## Aim
Take every line from the listing below that includes "param" and copy it.

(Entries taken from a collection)
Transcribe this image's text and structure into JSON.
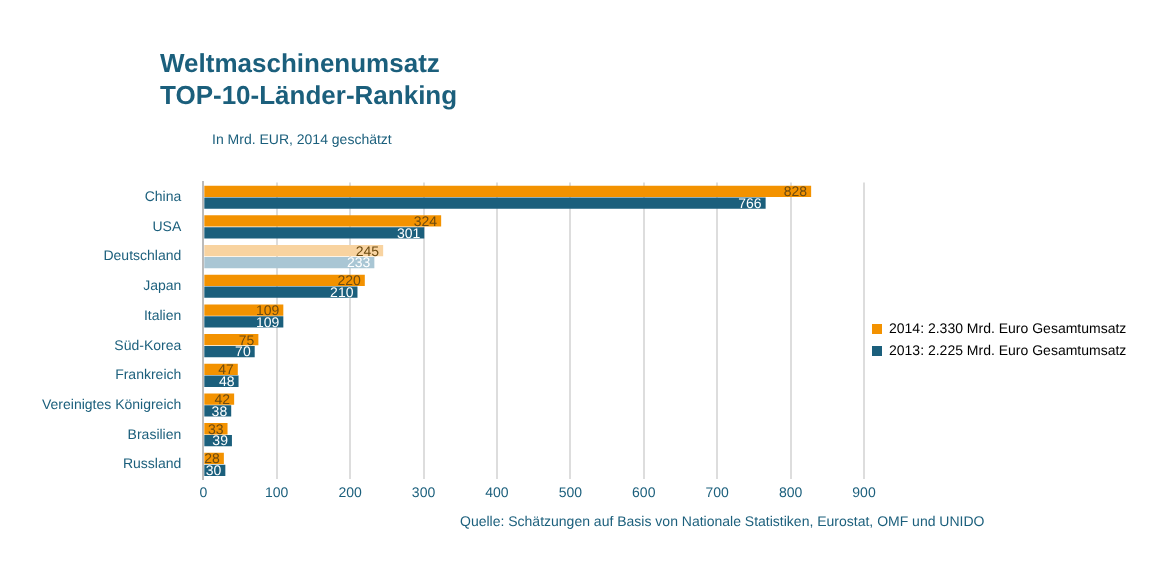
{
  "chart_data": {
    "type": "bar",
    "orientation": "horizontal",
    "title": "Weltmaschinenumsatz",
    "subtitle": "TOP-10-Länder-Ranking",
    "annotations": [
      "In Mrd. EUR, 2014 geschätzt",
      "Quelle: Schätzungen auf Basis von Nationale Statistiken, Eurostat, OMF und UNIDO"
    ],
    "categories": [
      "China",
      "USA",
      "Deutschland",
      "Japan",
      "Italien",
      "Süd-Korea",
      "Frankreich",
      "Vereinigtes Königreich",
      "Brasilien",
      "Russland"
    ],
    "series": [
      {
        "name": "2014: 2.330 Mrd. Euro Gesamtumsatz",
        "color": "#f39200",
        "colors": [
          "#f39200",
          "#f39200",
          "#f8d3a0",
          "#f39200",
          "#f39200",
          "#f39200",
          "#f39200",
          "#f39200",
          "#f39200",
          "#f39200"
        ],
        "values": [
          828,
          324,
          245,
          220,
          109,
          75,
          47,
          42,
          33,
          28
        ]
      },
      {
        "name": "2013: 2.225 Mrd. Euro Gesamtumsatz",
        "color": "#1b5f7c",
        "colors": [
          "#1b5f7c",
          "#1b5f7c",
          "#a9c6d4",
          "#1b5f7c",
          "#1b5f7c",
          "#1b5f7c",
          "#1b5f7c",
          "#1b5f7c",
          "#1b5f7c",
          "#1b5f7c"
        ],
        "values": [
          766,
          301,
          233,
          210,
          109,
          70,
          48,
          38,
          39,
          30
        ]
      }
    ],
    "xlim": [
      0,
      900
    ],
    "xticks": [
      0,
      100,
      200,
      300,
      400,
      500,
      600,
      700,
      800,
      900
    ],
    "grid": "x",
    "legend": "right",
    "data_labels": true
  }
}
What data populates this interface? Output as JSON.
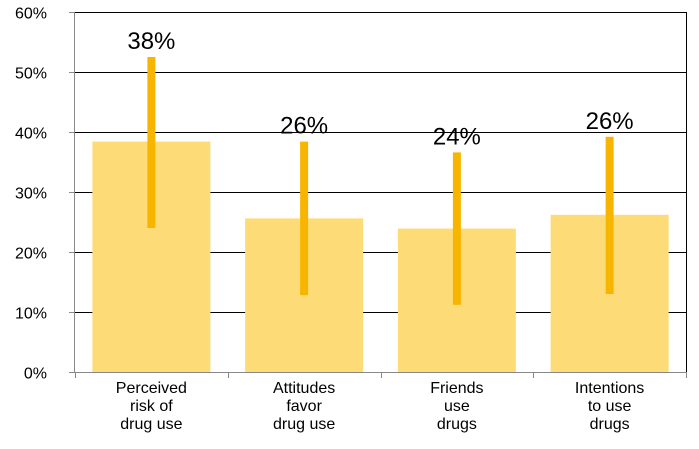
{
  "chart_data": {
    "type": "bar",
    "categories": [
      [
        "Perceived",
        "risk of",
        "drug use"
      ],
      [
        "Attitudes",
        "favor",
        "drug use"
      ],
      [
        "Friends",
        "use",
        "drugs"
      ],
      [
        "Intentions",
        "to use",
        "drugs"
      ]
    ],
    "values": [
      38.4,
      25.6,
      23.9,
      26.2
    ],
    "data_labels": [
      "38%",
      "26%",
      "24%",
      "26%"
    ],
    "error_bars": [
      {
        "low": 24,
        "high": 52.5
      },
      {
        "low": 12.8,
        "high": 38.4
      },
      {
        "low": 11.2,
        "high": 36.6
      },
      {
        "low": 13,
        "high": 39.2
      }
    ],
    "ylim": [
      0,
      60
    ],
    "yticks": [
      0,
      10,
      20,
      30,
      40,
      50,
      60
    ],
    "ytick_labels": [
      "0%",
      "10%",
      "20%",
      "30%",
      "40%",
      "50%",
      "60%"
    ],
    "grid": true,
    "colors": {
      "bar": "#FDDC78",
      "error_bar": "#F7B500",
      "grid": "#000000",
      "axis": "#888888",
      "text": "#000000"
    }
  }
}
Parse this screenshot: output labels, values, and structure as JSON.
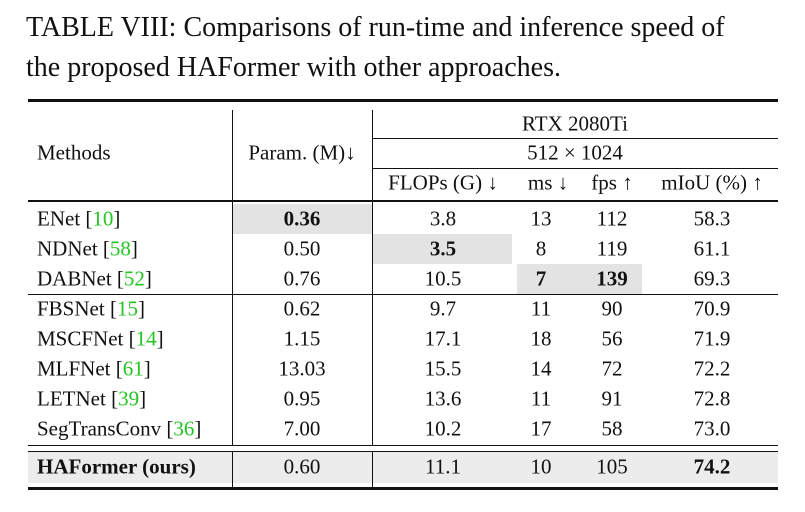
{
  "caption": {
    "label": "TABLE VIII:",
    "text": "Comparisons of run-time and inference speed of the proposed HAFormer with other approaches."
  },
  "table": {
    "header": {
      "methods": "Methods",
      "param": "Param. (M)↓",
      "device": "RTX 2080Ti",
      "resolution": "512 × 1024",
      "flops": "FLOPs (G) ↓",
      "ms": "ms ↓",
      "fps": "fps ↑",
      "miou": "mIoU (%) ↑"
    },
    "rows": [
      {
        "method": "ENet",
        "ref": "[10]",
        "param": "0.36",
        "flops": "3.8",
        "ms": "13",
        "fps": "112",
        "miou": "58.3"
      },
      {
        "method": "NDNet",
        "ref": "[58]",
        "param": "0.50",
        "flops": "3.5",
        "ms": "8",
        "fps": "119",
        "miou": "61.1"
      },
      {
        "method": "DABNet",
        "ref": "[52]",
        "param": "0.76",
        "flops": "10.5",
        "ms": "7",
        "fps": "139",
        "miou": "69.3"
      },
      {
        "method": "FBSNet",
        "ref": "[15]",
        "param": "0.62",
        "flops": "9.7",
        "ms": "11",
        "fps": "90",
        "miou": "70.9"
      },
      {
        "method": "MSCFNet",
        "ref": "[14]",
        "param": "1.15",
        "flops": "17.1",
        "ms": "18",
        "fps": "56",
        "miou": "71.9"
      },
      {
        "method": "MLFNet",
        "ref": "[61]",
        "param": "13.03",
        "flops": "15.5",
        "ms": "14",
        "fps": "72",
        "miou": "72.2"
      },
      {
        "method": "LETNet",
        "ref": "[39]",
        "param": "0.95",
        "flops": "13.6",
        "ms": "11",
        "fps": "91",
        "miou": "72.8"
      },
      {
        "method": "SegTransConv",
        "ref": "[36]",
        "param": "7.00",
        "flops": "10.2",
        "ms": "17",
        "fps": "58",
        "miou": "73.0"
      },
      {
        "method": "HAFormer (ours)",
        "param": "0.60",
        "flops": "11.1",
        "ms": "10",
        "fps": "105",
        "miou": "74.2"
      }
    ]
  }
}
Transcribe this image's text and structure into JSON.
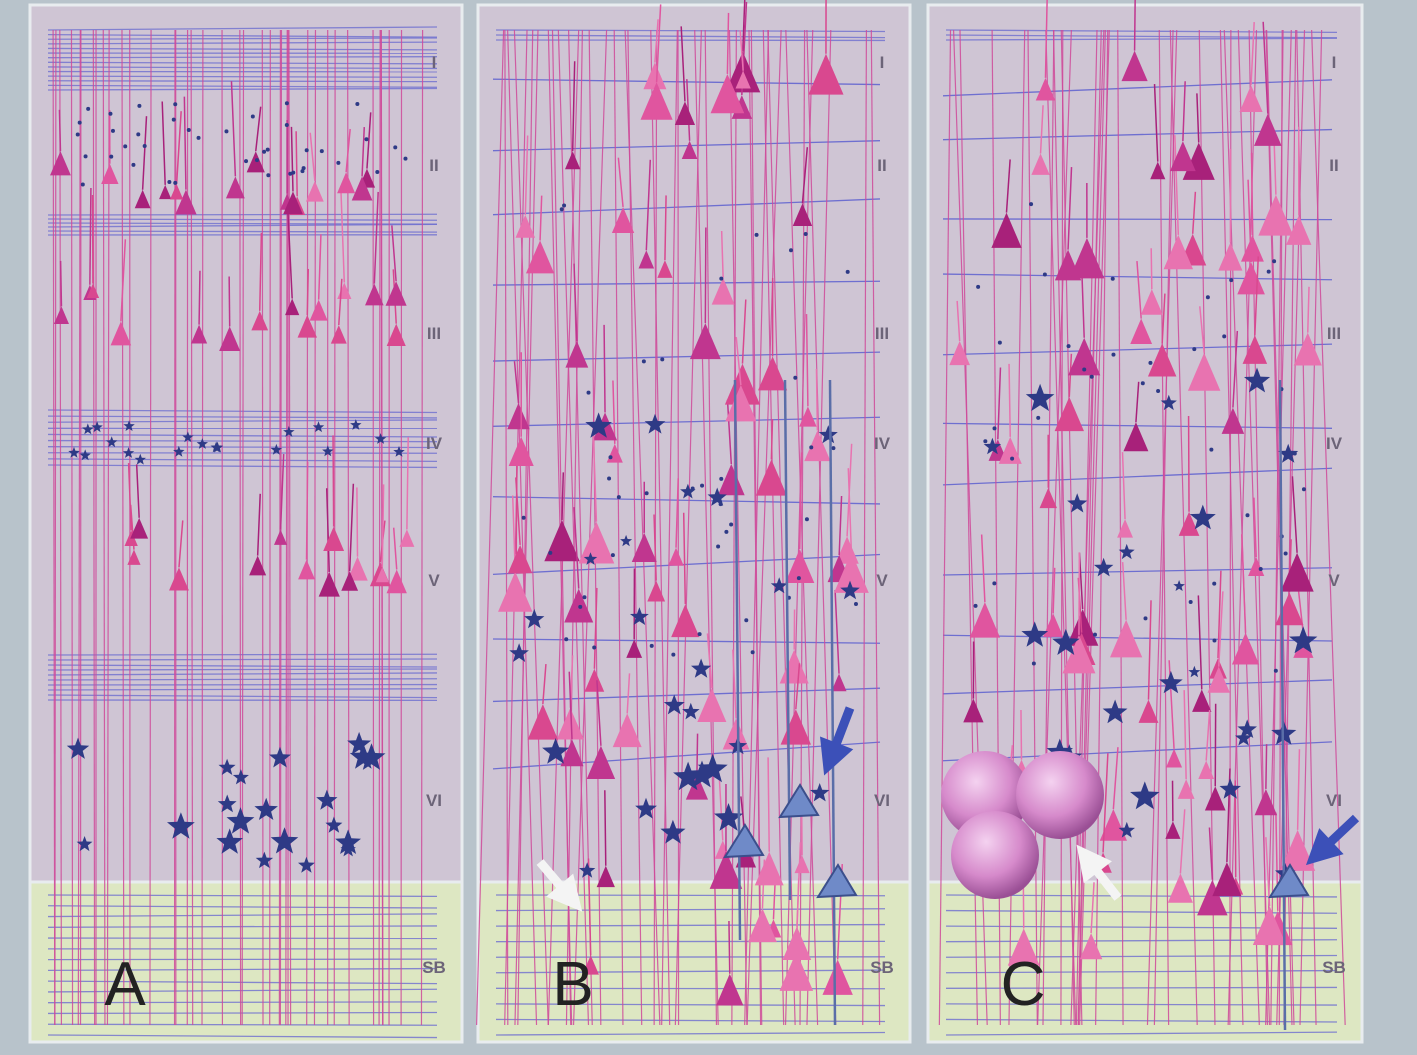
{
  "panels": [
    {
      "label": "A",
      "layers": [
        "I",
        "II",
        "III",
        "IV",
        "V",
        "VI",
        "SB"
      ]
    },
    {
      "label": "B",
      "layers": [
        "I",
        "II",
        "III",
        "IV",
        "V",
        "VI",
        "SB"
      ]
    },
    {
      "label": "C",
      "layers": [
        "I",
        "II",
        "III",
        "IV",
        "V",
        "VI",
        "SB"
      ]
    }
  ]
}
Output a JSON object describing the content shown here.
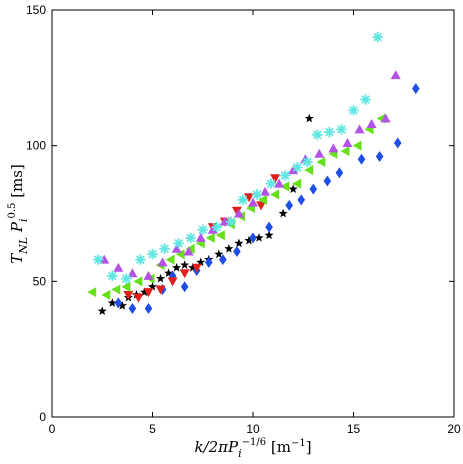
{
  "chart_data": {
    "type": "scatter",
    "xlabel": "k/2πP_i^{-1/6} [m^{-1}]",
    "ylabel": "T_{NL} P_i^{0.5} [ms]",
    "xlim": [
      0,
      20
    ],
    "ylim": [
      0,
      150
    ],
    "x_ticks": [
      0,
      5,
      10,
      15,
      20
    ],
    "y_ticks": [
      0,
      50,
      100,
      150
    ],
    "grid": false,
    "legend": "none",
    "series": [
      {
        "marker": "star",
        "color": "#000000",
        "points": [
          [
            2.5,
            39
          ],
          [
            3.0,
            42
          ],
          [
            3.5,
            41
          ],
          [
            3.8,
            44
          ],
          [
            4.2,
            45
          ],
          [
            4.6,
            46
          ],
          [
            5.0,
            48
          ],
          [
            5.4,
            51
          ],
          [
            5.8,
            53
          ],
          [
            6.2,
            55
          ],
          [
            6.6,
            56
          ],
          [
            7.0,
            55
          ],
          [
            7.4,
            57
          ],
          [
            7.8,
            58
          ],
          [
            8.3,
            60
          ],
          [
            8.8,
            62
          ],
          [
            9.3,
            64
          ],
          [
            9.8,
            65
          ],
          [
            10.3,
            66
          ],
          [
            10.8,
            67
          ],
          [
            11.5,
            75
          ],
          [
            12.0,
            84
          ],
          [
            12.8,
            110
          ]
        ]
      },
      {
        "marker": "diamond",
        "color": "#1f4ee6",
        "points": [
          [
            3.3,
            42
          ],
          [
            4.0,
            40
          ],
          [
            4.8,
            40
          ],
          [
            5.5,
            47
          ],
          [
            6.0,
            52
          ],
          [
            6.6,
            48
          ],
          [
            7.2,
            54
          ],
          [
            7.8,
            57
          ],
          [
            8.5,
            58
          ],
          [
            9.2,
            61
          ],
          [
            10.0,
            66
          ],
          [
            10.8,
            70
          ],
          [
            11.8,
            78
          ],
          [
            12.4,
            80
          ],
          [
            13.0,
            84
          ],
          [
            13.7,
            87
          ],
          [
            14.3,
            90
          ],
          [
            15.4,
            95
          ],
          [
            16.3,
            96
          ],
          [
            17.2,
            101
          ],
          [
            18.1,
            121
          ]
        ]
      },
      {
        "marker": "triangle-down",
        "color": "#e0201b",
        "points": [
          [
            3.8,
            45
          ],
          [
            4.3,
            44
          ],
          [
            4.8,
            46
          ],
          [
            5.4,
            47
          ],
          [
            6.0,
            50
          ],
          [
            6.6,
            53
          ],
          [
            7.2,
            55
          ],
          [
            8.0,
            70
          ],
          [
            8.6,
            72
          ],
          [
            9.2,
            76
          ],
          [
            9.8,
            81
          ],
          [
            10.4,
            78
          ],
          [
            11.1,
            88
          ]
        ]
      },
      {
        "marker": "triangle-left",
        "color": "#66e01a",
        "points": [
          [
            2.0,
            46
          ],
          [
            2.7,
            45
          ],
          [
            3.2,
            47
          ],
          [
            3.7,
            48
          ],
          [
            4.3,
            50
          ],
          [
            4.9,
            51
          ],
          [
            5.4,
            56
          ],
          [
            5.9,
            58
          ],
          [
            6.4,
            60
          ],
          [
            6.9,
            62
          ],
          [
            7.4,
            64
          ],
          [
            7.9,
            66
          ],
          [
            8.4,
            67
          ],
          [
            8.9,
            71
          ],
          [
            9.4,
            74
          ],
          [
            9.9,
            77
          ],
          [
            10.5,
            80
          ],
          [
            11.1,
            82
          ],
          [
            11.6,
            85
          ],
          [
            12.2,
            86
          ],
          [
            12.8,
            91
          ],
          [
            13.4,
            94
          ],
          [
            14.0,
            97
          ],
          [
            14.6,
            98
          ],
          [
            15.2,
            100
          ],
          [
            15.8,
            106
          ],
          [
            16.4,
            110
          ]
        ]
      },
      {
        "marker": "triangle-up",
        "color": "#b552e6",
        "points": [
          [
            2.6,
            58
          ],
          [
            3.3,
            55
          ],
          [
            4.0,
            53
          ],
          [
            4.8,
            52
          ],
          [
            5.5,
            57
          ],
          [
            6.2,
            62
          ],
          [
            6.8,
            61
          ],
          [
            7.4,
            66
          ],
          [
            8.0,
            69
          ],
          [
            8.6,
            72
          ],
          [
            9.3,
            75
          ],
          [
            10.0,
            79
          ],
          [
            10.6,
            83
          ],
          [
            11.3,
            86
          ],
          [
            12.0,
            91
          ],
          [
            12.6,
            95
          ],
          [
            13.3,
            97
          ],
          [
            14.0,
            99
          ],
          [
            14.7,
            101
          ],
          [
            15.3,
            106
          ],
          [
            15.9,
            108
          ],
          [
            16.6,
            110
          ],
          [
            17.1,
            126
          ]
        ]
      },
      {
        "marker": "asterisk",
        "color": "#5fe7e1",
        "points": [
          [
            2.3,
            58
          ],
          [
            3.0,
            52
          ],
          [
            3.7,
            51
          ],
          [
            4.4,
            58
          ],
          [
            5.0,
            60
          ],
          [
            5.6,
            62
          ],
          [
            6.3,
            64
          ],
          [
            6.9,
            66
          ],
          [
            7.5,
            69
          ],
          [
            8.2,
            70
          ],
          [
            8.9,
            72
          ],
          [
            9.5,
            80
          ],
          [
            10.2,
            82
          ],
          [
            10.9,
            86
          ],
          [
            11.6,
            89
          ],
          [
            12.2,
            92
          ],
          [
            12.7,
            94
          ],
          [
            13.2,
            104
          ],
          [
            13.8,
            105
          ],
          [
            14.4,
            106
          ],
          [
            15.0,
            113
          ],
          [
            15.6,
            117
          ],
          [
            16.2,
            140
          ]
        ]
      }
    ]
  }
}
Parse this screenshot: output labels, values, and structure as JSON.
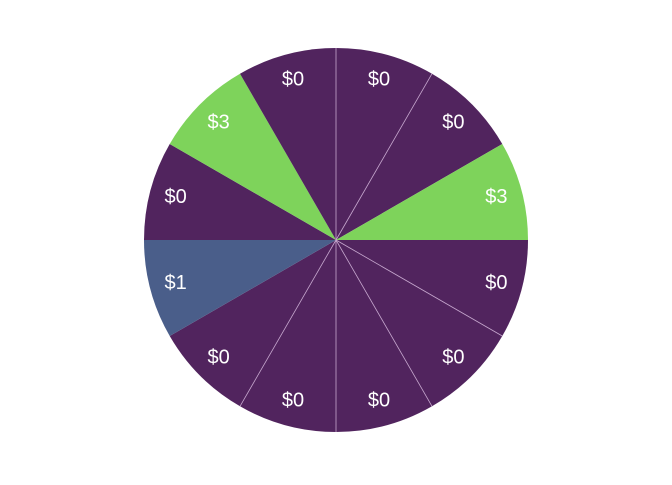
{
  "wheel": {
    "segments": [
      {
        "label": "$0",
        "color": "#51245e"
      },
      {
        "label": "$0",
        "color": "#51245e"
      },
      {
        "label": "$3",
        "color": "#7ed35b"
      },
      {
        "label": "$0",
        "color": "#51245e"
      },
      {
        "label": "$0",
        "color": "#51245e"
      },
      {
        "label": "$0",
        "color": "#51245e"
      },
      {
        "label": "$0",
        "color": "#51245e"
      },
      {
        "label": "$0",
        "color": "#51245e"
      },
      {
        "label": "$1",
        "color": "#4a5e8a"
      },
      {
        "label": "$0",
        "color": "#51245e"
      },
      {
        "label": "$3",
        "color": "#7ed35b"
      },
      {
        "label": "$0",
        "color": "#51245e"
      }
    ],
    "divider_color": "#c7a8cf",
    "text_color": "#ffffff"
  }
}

## The response
      "param": "Param. (M)↓",
        "param": "0.36",
        "param": "0.50",
        "param": "0.76",
        "param": "0.62",
        "param": "1.15",
        "param": "13.03",
        "param": "0.95",
        "param": "7.00",
        "param": "0.60",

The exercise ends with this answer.